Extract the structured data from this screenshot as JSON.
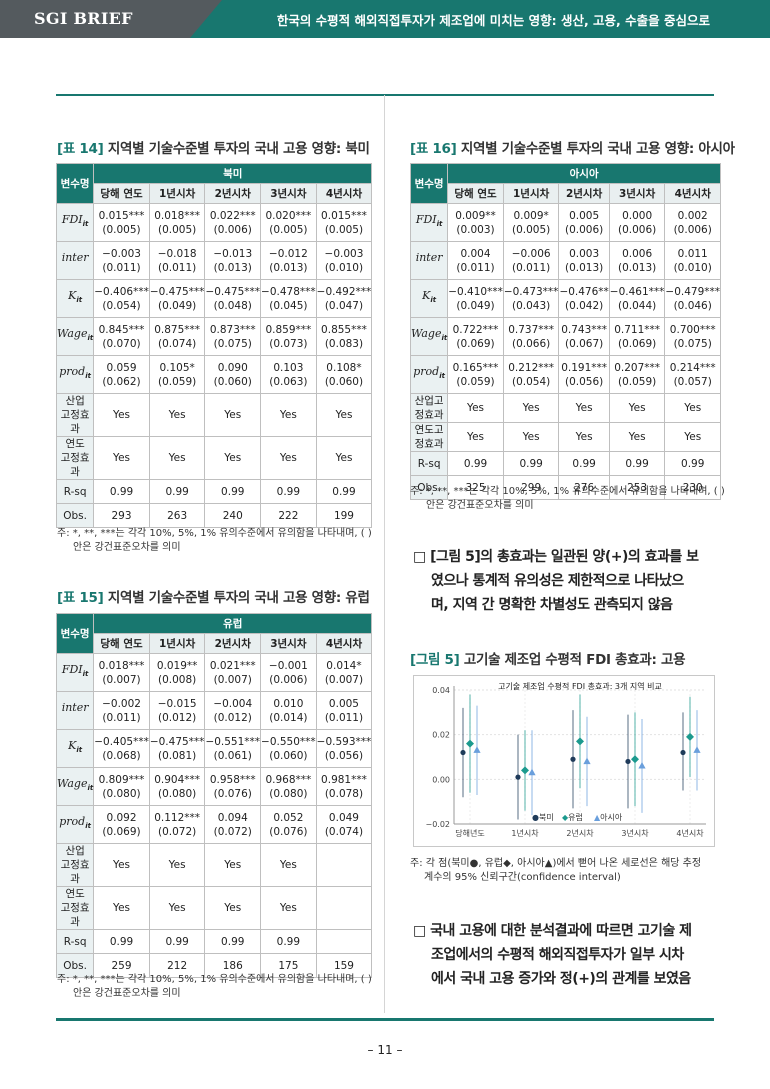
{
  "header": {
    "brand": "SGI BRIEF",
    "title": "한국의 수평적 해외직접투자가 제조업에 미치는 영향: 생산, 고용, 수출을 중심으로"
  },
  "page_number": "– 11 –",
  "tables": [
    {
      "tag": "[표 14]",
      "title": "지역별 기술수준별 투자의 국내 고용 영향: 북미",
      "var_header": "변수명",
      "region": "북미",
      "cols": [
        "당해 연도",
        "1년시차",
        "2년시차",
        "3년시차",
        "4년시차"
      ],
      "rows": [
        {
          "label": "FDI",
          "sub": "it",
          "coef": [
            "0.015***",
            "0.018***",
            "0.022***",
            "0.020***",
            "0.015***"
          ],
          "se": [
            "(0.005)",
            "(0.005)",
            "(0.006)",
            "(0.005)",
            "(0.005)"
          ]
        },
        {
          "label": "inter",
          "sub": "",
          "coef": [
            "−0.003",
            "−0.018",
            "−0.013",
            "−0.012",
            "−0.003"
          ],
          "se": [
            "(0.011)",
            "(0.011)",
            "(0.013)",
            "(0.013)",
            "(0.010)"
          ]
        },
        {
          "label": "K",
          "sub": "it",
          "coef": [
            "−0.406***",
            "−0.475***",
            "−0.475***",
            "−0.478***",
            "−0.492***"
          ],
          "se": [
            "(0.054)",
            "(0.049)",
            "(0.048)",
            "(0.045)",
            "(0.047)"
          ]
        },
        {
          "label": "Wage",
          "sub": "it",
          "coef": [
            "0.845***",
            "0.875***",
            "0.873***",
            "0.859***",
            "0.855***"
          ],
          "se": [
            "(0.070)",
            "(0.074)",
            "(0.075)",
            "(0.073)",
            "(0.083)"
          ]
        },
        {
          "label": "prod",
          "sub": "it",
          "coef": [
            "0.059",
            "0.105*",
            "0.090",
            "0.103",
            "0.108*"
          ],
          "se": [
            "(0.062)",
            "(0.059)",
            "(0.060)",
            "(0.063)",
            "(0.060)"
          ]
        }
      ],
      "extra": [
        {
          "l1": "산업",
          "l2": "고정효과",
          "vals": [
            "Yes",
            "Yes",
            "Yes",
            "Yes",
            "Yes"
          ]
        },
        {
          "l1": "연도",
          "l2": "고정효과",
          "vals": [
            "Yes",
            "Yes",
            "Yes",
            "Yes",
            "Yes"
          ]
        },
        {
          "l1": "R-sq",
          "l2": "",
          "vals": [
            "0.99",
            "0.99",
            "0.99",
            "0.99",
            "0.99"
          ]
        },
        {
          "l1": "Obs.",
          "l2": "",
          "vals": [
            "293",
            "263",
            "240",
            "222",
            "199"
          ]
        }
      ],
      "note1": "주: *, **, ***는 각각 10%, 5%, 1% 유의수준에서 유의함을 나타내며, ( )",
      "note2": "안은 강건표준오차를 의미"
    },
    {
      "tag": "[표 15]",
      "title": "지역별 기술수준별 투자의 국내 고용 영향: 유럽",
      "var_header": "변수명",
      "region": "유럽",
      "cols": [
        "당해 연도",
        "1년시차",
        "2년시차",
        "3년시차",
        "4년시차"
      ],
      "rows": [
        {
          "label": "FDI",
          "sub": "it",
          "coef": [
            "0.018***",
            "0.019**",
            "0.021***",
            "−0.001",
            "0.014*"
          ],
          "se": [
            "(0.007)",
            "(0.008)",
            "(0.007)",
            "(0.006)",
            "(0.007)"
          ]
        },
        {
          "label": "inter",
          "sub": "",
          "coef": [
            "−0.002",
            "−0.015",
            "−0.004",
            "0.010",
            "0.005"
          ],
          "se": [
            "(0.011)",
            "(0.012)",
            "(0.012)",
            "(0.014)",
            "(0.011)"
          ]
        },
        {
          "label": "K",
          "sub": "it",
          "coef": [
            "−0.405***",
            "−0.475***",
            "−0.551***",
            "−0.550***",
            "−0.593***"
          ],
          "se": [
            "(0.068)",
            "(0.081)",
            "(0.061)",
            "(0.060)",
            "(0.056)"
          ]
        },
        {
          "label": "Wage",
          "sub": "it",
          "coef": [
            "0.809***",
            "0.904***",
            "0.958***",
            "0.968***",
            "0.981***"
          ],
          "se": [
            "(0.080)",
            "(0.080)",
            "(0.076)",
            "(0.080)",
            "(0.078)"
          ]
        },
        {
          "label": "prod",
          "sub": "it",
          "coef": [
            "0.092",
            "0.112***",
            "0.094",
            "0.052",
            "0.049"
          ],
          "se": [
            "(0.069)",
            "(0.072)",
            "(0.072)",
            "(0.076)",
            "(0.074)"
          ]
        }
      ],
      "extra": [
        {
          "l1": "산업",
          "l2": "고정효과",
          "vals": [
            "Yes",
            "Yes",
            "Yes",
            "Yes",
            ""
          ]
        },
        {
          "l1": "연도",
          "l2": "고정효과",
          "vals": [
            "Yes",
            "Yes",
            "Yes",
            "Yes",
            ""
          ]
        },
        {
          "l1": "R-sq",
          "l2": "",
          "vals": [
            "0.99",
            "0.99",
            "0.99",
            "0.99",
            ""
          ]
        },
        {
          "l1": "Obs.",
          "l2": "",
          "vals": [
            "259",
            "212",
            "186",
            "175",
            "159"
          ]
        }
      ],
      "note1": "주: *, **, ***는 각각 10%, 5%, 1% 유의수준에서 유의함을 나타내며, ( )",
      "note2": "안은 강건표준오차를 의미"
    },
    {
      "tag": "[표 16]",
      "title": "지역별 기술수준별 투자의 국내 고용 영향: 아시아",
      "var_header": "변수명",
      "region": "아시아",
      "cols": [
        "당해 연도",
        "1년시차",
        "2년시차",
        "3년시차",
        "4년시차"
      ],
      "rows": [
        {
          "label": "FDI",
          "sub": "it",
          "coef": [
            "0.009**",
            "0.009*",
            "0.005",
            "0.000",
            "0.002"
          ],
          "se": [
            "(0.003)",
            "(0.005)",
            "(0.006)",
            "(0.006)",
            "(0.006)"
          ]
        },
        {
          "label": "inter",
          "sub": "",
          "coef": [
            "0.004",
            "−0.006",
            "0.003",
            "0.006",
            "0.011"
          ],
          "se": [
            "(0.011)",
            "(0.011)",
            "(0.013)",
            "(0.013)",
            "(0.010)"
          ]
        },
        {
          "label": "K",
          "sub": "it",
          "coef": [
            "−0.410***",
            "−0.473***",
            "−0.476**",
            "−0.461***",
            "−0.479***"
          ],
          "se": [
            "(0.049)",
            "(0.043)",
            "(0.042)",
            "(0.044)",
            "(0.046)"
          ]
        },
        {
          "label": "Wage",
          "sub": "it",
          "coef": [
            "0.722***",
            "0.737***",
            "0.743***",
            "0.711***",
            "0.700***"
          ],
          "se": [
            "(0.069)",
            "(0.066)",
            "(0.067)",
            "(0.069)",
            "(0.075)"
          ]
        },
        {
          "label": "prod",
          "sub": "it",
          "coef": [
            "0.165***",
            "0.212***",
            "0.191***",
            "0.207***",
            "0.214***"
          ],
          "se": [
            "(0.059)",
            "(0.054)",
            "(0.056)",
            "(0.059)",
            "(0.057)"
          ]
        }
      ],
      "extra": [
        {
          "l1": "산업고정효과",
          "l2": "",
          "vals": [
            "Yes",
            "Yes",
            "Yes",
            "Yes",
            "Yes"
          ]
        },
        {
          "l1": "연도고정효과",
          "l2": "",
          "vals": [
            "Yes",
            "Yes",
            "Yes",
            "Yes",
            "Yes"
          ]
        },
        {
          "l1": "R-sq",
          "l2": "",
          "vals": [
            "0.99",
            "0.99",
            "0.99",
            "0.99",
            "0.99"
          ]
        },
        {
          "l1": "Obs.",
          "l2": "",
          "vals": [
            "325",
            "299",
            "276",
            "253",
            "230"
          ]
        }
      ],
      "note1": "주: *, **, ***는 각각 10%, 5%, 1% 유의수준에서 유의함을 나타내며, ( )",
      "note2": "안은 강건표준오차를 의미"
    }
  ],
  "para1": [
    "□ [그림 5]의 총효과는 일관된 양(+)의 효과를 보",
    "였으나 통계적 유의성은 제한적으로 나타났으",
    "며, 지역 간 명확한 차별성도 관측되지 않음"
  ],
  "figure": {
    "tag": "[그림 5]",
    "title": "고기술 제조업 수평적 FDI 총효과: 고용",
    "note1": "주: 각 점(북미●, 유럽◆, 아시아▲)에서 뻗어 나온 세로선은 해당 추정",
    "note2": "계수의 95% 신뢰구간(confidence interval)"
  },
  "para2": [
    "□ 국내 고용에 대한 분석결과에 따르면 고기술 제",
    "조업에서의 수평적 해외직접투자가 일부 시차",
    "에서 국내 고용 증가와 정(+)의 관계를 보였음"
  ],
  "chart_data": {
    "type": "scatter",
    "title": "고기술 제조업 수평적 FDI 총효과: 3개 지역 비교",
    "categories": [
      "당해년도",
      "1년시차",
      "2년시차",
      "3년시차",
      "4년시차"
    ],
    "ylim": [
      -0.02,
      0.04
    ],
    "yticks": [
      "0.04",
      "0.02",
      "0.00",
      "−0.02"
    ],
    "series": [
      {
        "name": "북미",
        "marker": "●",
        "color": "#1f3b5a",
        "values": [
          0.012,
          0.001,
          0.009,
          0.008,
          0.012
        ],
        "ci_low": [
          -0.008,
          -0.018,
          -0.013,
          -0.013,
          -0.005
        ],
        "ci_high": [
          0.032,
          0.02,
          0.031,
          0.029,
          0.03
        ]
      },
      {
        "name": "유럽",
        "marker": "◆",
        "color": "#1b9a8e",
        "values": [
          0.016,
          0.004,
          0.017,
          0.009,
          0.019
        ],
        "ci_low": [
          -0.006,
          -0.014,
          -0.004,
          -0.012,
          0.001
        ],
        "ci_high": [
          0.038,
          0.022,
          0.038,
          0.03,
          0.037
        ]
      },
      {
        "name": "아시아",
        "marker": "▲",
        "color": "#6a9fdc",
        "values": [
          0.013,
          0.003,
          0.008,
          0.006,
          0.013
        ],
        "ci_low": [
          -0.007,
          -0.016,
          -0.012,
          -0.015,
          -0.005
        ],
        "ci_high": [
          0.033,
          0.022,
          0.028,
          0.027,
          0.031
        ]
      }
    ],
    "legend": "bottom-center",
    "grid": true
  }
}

━━━

● Set problem
Where does the word "title" appear? Return each line that holds it.

● The completed task
    "title": "한국의 수평적 해외직접투자가 제조업에 미치는 영향: 생산, 고용, 수출을 중심으로"
      "title": "지역별 기술수준별 투자의 국내 고용 영향: 북미",
      "title": "지역별 기술수준별 투자의 국내 고용 영향: 유럽",
      "title": "지역별 기술수준별 투자의 국내 고용 영향: 아시아",
    "title": "고기술 제조업 수평적 FDI 총효과: 고용",
    "title": "고기술 제조업 수평적 FDI 총효과: 3개 지역 비교",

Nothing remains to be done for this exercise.